# [Goal of the exercise]
List each line in which the string "JSON" appears.

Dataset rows
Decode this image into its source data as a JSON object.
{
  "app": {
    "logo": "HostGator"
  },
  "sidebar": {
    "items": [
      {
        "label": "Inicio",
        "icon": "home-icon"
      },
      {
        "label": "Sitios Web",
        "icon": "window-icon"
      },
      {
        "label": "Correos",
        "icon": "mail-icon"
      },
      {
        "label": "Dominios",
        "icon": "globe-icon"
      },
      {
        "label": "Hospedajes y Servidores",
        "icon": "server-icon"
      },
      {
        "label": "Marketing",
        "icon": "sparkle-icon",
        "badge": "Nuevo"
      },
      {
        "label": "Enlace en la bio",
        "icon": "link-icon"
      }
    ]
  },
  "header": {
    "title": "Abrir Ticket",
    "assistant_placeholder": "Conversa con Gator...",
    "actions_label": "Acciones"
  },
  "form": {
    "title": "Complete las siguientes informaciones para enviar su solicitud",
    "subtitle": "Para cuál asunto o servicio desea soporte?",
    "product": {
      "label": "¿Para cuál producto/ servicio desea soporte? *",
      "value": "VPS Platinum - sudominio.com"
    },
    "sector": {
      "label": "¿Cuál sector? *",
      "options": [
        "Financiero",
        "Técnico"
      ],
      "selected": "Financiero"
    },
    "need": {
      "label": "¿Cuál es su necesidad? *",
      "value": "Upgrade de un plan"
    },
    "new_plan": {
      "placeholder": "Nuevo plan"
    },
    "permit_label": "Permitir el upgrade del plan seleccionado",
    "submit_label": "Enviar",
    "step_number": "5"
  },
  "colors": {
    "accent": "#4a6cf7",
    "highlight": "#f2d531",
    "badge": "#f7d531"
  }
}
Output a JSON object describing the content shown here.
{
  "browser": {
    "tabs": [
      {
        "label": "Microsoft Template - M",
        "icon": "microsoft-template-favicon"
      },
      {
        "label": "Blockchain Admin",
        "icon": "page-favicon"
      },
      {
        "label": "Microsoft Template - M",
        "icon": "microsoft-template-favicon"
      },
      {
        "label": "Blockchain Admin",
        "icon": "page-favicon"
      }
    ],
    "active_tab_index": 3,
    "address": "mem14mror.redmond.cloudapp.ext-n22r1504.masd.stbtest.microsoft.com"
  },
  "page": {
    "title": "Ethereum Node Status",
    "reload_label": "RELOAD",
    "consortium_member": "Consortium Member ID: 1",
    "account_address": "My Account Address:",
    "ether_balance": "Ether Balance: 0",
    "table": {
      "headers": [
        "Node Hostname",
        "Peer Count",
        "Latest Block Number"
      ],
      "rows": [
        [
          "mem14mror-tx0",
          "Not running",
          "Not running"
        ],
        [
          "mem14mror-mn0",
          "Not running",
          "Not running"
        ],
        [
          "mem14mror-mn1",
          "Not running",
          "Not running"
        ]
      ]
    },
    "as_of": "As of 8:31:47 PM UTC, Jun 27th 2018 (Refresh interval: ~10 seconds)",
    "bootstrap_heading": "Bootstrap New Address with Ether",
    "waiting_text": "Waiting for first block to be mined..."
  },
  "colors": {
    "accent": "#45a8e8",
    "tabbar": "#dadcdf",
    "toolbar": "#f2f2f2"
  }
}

# [Problem solution]
Decode this image into its source data as a JSON object.
Output a JSON object describing the content shown here.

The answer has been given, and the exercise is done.